### Stated task:
Go through the material and pull out every line with the string "value" in it.

+++ Given data

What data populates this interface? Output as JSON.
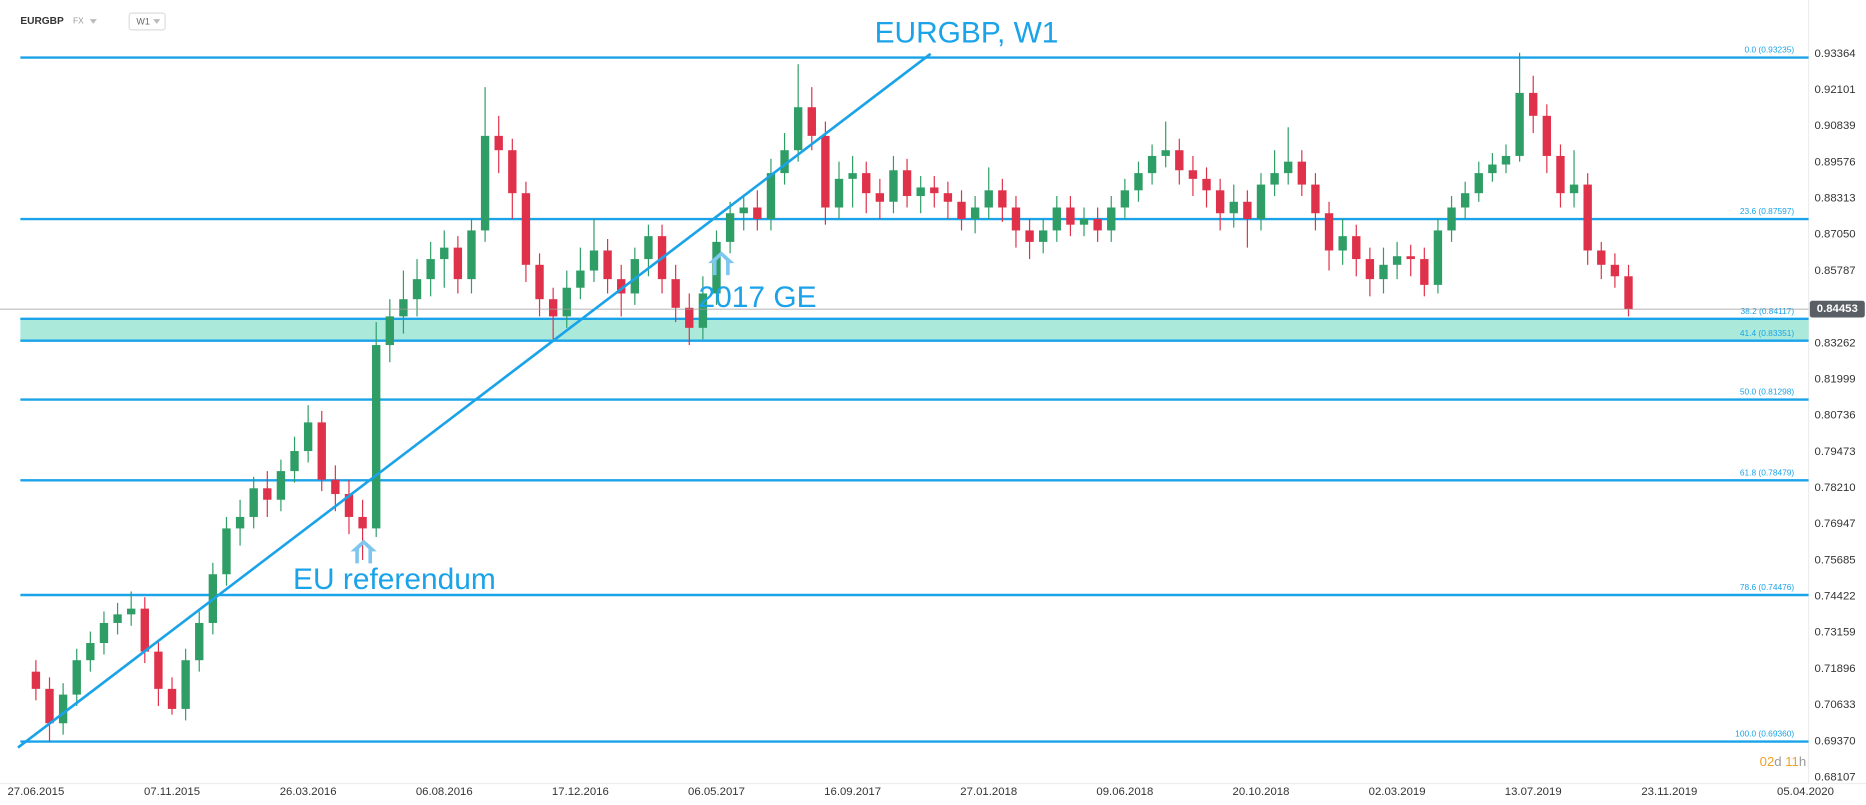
{
  "header": {
    "symbol": "EURGBP",
    "market": "FX",
    "interval": "W1"
  },
  "chart_data": {
    "type": "candlestick",
    "title": "EURGBP, W1",
    "annotations": [
      {
        "text": "2017 GE"
      },
      {
        "text": "EU referendum"
      }
    ],
    "countdown": [
      "02",
      "d",
      "11",
      "h"
    ],
    "up_color": "#2f9e66",
    "down_color": "#e0314b",
    "line_color": "#1aa3e8",
    "zone_color": "#8fe3cf",
    "ylim": [
      0.67898,
      0.94616
    ],
    "yticks": [
      0.93364,
      0.92101,
      0.90839,
      0.89576,
      0.88313,
      {
        "value": 0.8705,
        "label": "0.87050"
      },
      0.85787,
      0.83262,
      0.81999,
      0.80736,
      0.79473,
      {
        "value": 0.7821,
        "label": "0.78210"
      },
      0.76947,
      0.75685,
      0.74422,
      0.73159,
      0.71896,
      0.70633,
      {
        "value": 0.6937,
        "label": "0.69370"
      },
      0.68107
    ],
    "fib_levels": [
      {
        "label": "0.0 (0.93235)",
        "value": 0.93235
      },
      {
        "label": "23.6 (0.87597)",
        "value": 0.87597
      },
      {
        "label": "38.2 (0.84117)",
        "value": 0.84117
      },
      {
        "label": "41.4 (0.83351)",
        "value": 0.83351
      },
      {
        "label": "50.0 (0.81298)",
        "value": 0.81298
      },
      {
        "label": "61.8 (0.78479)",
        "value": 0.78479
      },
      {
        "label": "78.6 (0.74476)",
        "value": 0.74476
      },
      {
        "label": "100.0 (0.69360)",
        "value": 0.6936
      }
    ],
    "categories": [
      "27.06.2015",
      null,
      null,
      null,
      null,
      null,
      null,
      null,
      null,
      null,
      "07.11.2015",
      null,
      null,
      null,
      null,
      null,
      null,
      null,
      null,
      null,
      "26.03.2016",
      null,
      null,
      null,
      null,
      null,
      null,
      null,
      null,
      null,
      "06.08.2016",
      null,
      null,
      null,
      null,
      null,
      null,
      null,
      null,
      null,
      "17.12.2016",
      null,
      null,
      null,
      null,
      null,
      null,
      null,
      null,
      null,
      "06.05.2017",
      null,
      null,
      null,
      null,
      null,
      null,
      null,
      null,
      null,
      "16.09.2017",
      null,
      null,
      null,
      null,
      null,
      null,
      null,
      null,
      null,
      "27.01.2018",
      null,
      null,
      null,
      null,
      null,
      null,
      null,
      null,
      null,
      "09.06.2018",
      null,
      null,
      null,
      null,
      null,
      null,
      null,
      null,
      null,
      "20.10.2018",
      null,
      null,
      null,
      null,
      null,
      null,
      null,
      null,
      null,
      "02.03.2019",
      null,
      null,
      null,
      null,
      null,
      null,
      null,
      null,
      null,
      "13.07.2019",
      null,
      null,
      null,
      null,
      null,
      null,
      null,
      null,
      null,
      "23.11.2019",
      null,
      null,
      null,
      null,
      null,
      null,
      null,
      null,
      null,
      "05.04.2020"
    ],
    "open": [
      0.718,
      0.712,
      0.7,
      0.71,
      0.722,
      0.728,
      0.735,
      0.738,
      0.74,
      0.725,
      0.712,
      0.705,
      0.722,
      0.735,
      0.752,
      0.768,
      0.772,
      0.782,
      0.778,
      0.788,
      0.795,
      0.805,
      0.785,
      0.78,
      0.772,
      0.768,
      0.832,
      0.842,
      0.848,
      0.855,
      0.862,
      0.866,
      0.855,
      0.872,
      0.905,
      0.9,
      0.885,
      0.86,
      0.848,
      0.842,
      0.852,
      0.858,
      0.865,
      0.855,
      0.85,
      0.862,
      0.87,
      0.855,
      0.845,
      0.838,
      0.85,
      0.868,
      0.878,
      0.88,
      0.876,
      0.892,
      0.9,
      0.915,
      0.905,
      0.88,
      0.89,
      0.892,
      0.885,
      0.882,
      0.893,
      0.884,
      0.887,
      0.885,
      0.882,
      0.876,
      0.88,
      0.886,
      0.88,
      0.872,
      0.868,
      0.872,
      0.88,
      0.874,
      0.876,
      0.872,
      0.88,
      0.886,
      0.892,
      0.898,
      0.9,
      0.893,
      0.89,
      0.886,
      0.878,
      0.882,
      0.876,
      0.888,
      0.892,
      0.896,
      0.888,
      0.878,
      0.865,
      0.87,
      0.862,
      0.855,
      0.86,
      0.863,
      0.862,
      0.853,
      0.872,
      0.88,
      0.885,
      0.892,
      0.895,
      0.898,
      0.92,
      0.912,
      0.898,
      0.885,
      0.888,
      0.865,
      0.86,
      0.856,
      null,
      null,
      null,
      null,
      null,
      null,
      null,
      null,
      null,
      null,
      null,
      null,
      null
    ],
    "high": [
      0.722,
      0.716,
      0.714,
      0.726,
      0.732,
      0.739,
      0.742,
      0.746,
      0.744,
      0.729,
      0.716,
      0.726,
      0.739,
      0.756,
      0.772,
      0.778,
      0.786,
      0.788,
      0.792,
      0.8,
      0.811,
      0.809,
      0.79,
      0.785,
      0.778,
      0.84,
      0.848,
      0.858,
      0.862,
      0.868,
      0.872,
      0.87,
      0.876,
      0.922,
      0.912,
      0.904,
      0.889,
      0.864,
      0.852,
      0.858,
      0.866,
      0.876,
      0.869,
      0.86,
      0.866,
      0.874,
      0.874,
      0.86,
      0.85,
      0.856,
      0.872,
      0.882,
      0.884,
      0.886,
      0.897,
      0.906,
      0.93,
      0.922,
      0.91,
      0.896,
      0.898,
      0.896,
      0.89,
      0.898,
      0.897,
      0.891,
      0.891,
      0.889,
      0.886,
      0.884,
      0.894,
      0.89,
      0.884,
      0.876,
      0.876,
      0.884,
      0.884,
      0.88,
      0.88,
      0.884,
      0.89,
      0.896,
      0.902,
      0.91,
      0.904,
      0.898,
      0.894,
      0.89,
      0.888,
      0.886,
      0.892,
      0.9,
      0.908,
      0.9,
      0.892,
      0.882,
      0.876,
      0.874,
      0.866,
      0.866,
      0.868,
      0.867,
      0.866,
      0.876,
      0.884,
      0.889,
      0.896,
      0.899,
      0.902,
      0.934,
      0.926,
      0.916,
      0.902,
      0.9,
      0.892,
      0.868,
      0.864,
      0.86,
      null,
      null,
      null,
      null,
      null,
      null,
      null,
      null,
      null,
      null,
      null,
      null,
      null
    ],
    "low": [
      0.708,
      0.6936,
      0.696,
      0.706,
      0.718,
      0.724,
      0.731,
      0.734,
      0.721,
      0.706,
      0.703,
      0.701,
      0.718,
      0.731,
      0.748,
      0.762,
      0.768,
      0.772,
      0.774,
      0.784,
      0.791,
      0.781,
      0.774,
      0.766,
      0.757,
      0.765,
      0.826,
      0.836,
      0.842,
      0.849,
      0.852,
      0.85,
      0.85,
      0.868,
      0.892,
      0.876,
      0.854,
      0.842,
      0.834,
      0.838,
      0.848,
      0.854,
      0.85,
      0.842,
      0.846,
      0.856,
      0.85,
      0.84,
      0.832,
      0.834,
      0.846,
      0.864,
      0.872,
      0.872,
      0.872,
      0.888,
      0.896,
      0.9,
      0.874,
      0.876,
      0.88,
      0.878,
      0.876,
      0.878,
      0.88,
      0.878,
      0.88,
      0.876,
      0.872,
      0.871,
      0.876,
      0.875,
      0.866,
      0.862,
      0.864,
      0.868,
      0.87,
      0.87,
      0.868,
      0.868,
      0.876,
      0.882,
      0.888,
      0.894,
      0.888,
      0.884,
      0.88,
      0.872,
      0.873,
      0.866,
      0.872,
      0.884,
      0.888,
      0.884,
      0.872,
      0.858,
      0.86,
      0.856,
      0.849,
      0.85,
      0.855,
      0.856,
      0.849,
      0.85,
      0.868,
      0.876,
      0.882,
      0.889,
      0.892,
      0.896,
      0.906,
      0.892,
      0.88,
      0.88,
      0.86,
      0.855,
      0.852,
      0.842,
      null,
      null,
      null,
      null,
      null,
      null,
      null,
      null,
      null,
      null,
      null,
      null,
      null
    ],
    "close": [
      0.712,
      0.7,
      0.71,
      0.722,
      0.728,
      0.735,
      0.738,
      0.74,
      0.725,
      0.712,
      0.705,
      0.722,
      0.735,
      0.752,
      0.768,
      0.772,
      0.782,
      0.778,
      0.788,
      0.795,
      0.805,
      0.785,
      0.78,
      0.772,
      0.768,
      0.832,
      0.842,
      0.848,
      0.855,
      0.862,
      0.866,
      0.855,
      0.872,
      0.905,
      0.9,
      0.885,
      0.86,
      0.848,
      0.842,
      0.852,
      0.858,
      0.865,
      0.855,
      0.85,
      0.862,
      0.87,
      0.855,
      0.845,
      0.838,
      0.85,
      0.868,
      0.878,
      0.88,
      0.876,
      0.892,
      0.9,
      0.915,
      0.905,
      0.88,
      0.89,
      0.892,
      0.885,
      0.882,
      0.893,
      0.884,
      0.887,
      0.885,
      0.882,
      0.876,
      0.88,
      0.886,
      0.88,
      0.872,
      0.868,
      0.872,
      0.88,
      0.874,
      0.876,
      0.872,
      0.88,
      0.886,
      0.892,
      0.898,
      0.9,
      0.893,
      0.89,
      0.886,
      0.878,
      0.882,
      0.876,
      0.888,
      0.892,
      0.896,
      0.888,
      0.878,
      0.865,
      0.87,
      0.862,
      0.855,
      0.86,
      0.863,
      0.862,
      0.853,
      0.872,
      0.88,
      0.885,
      0.892,
      0.895,
      0.898,
      0.92,
      0.912,
      0.898,
      0.885,
      0.888,
      0.865,
      0.86,
      0.856,
      0.84453,
      null,
      null,
      null,
      null,
      null,
      null,
      null,
      null,
      null,
      null,
      null,
      null,
      null
    ]
  }
}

++++++

### Written response:
        "value": 0.8705,
        "value": 0.7821,
        "value": 0.6937,
        "value": 0.93235
        "value": 0.87597
        "value": 0.84117
        "value": 0.83351
        "value": 0.81298
        "value": 0.78479
        "value": 0.74476
        "value": 0.6936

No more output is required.